BEGIN Given text
*Amniocentesis, which is most commonly performed between the sixteenth and eighteenth week of a pregnancy, involves having a long hollow needle inserted through the abdomen wall into the uterus to withdraw some of the amniotic fluid that surrounds the fetus. An ultrasound is performed simultaneously to guide the doctor as the needle is inserted. The fetal cells contained in the withdrawn fluid are then cultured and examined for signs of genetic disorders, including Down syndrome, Tay-Sachs disease, and sickle cell anemia. The test can also detect neural tube defects such as spina bifida. The procedure itself is relatively quick but it is not without risk (there is a small chance of miscarriage or infection).
*Chorionic Villus Sampling (CVS) is usually performed between the ninth and twelfth week of pregnancy. Like amniocentesis, CVS can detect genetic abnormalities including Down syndrome, Tay-Sachs disease, and sickle cell anemia. It does not, however, diagnose spina bifida. The procedure involves having a long thin tube inserted into the cervix through the vagina in order to take a small tissue sample from the baby’s placenta. In some cases due to the particular placement of the placenta, the procedure will be performed through the abdomen with a thin needle. An ultrasound is done simultaneously to guide your doctor. The tissue sample is then tested for chromosomal abnormalities. As with amniocentesis, there are risks involved, including a small chance of miscarriage and infection.
END Given text
BEGIN Data listing
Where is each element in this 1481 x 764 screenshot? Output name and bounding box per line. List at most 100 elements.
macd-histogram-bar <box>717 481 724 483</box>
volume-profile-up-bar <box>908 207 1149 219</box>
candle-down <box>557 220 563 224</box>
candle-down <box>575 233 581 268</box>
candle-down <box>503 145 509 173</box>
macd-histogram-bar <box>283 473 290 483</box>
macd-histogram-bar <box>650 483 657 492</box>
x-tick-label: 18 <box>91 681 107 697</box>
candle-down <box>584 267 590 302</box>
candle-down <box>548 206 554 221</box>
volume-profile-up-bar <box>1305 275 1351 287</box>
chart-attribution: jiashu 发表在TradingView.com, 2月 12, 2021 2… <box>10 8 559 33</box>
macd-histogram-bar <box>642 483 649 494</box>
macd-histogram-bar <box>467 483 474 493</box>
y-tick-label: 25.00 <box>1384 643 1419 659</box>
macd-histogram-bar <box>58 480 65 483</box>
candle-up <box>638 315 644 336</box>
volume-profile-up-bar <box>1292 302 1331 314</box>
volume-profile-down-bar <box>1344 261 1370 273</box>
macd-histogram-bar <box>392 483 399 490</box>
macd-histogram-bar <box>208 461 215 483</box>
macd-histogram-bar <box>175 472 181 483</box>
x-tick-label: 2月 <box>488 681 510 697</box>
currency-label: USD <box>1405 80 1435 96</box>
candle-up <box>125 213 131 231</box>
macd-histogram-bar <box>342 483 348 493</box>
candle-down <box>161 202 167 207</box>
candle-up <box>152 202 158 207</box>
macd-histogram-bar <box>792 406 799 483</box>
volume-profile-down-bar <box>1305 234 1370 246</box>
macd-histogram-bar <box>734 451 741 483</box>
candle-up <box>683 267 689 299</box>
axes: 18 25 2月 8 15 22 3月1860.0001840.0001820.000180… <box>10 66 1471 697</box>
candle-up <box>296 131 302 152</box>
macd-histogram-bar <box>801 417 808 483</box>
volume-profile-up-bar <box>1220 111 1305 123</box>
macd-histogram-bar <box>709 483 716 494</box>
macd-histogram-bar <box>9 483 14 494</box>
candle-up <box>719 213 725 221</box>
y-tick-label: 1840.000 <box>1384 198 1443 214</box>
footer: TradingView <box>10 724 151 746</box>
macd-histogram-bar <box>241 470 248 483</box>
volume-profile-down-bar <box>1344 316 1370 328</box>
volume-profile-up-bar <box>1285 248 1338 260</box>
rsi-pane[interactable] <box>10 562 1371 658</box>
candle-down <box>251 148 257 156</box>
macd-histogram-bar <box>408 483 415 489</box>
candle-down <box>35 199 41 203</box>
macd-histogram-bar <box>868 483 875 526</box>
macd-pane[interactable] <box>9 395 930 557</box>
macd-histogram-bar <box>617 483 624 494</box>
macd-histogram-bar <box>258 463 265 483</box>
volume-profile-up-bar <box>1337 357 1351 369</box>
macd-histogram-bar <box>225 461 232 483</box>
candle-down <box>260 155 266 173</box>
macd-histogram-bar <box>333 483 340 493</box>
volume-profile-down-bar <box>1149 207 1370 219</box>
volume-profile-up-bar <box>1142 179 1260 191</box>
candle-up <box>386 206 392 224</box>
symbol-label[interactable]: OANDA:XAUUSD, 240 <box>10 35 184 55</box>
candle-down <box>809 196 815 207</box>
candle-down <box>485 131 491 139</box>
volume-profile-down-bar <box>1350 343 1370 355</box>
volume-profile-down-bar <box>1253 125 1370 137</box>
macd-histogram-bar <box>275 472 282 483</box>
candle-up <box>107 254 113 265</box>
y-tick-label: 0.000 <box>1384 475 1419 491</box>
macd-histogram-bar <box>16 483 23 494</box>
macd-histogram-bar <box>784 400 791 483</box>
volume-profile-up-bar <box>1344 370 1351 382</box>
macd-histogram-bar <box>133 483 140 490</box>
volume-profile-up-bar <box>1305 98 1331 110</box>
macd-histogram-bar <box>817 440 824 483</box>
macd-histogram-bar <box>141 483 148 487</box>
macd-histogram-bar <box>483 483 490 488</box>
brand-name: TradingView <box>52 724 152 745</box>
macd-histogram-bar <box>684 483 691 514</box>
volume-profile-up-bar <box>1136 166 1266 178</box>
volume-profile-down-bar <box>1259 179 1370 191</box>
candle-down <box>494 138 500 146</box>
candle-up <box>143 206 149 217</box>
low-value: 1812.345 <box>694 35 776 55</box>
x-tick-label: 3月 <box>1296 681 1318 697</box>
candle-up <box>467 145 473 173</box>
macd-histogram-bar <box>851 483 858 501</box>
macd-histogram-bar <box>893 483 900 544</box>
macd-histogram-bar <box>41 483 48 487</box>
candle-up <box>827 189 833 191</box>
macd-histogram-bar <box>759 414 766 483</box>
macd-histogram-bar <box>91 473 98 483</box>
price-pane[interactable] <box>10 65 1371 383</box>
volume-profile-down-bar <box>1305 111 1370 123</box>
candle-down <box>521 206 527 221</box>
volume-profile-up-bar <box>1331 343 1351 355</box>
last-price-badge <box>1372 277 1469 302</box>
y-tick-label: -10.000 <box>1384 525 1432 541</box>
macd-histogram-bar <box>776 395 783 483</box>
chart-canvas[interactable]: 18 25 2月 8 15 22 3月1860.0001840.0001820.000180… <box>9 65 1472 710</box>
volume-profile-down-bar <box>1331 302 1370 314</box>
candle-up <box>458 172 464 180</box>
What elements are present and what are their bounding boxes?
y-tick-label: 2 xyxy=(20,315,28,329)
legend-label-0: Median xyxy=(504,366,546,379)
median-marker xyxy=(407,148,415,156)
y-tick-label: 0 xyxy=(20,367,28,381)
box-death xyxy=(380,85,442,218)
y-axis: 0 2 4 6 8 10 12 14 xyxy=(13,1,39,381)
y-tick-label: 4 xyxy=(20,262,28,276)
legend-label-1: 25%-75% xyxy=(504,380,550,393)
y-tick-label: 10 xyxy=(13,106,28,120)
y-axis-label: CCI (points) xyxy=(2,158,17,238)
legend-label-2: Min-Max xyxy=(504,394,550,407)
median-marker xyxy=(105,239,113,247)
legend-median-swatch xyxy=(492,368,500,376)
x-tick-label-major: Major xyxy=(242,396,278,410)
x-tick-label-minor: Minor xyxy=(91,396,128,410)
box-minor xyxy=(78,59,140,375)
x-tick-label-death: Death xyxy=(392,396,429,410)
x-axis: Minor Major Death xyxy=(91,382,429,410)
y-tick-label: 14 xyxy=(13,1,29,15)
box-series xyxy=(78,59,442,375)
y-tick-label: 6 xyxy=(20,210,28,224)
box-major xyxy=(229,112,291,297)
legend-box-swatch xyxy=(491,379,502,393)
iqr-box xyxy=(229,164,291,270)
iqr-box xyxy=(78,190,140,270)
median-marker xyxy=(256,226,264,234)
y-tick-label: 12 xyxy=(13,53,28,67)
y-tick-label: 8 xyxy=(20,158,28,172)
END Data listing
Assignment:
Please continue the prenatal testing text from its last sentence, matching its style.

Written response:
*The alphafetoprotein (AFP) test, sometimes called the MSAFP or maternal serum AFP, is performed between the sixteenth and eighteenth week of pregnancy. Requiring only a blood sample, AFP screening measures the amount of alphafetoprotein (a substance produced by the liver of the fetus) in the mother’s blood. It screens for neural tube defects such as spina bifida (a deformity of the spinal column) and anencephaly (the absence part or all of the brain). A low level of AFP could also point to an increased risk of Down Syndrome. In many instances women will receive Triple Screen Testing instead of the standard AFP. The triple screen, which measures not only alphafetoprotein but HCG (human chorionic gonadotropin, a pregnancy hormone) and estriol (an estrogen produced in large quantities during pregnancy), can diagnose additional genetic problems and is said to be more accurate than the AFP screening alone. The procedure itself (a simple blood test) does not pose any threat to you or your baby but this test is controversial due to its rate of false positive results when screening for Down Syndrome. Although the test can indicate a risk of Downs, it is not a conclusive diagnosis and a large number of women who receive frightening results go on to have amniocentesis only to find out that their baby is fine.
*First Trimester Maternal Serum Biochemistry and Ultrasound Nuchal Membrane Assessment or BUN, is a screening measure that promises to be more accurate than the current AFP/Triple Screen test and less invasive than amniocentesis and chorionic villus sampling (CVS). BUN, which is performed between the tenth and fourteenth week of pregnancy, combines three factors to determine the likelihood of genetic disorders: maternal age, a blood test (which measures the amounts of two proteins found in the blood of pregnant women), and a nuchal translucency ultrasound (which examines the space behind the fetus’ neck for excess fluid which can signal problems). Those conducting this study (The National Institute of Child Health and Human Development) cite a detection rate as high as 90%.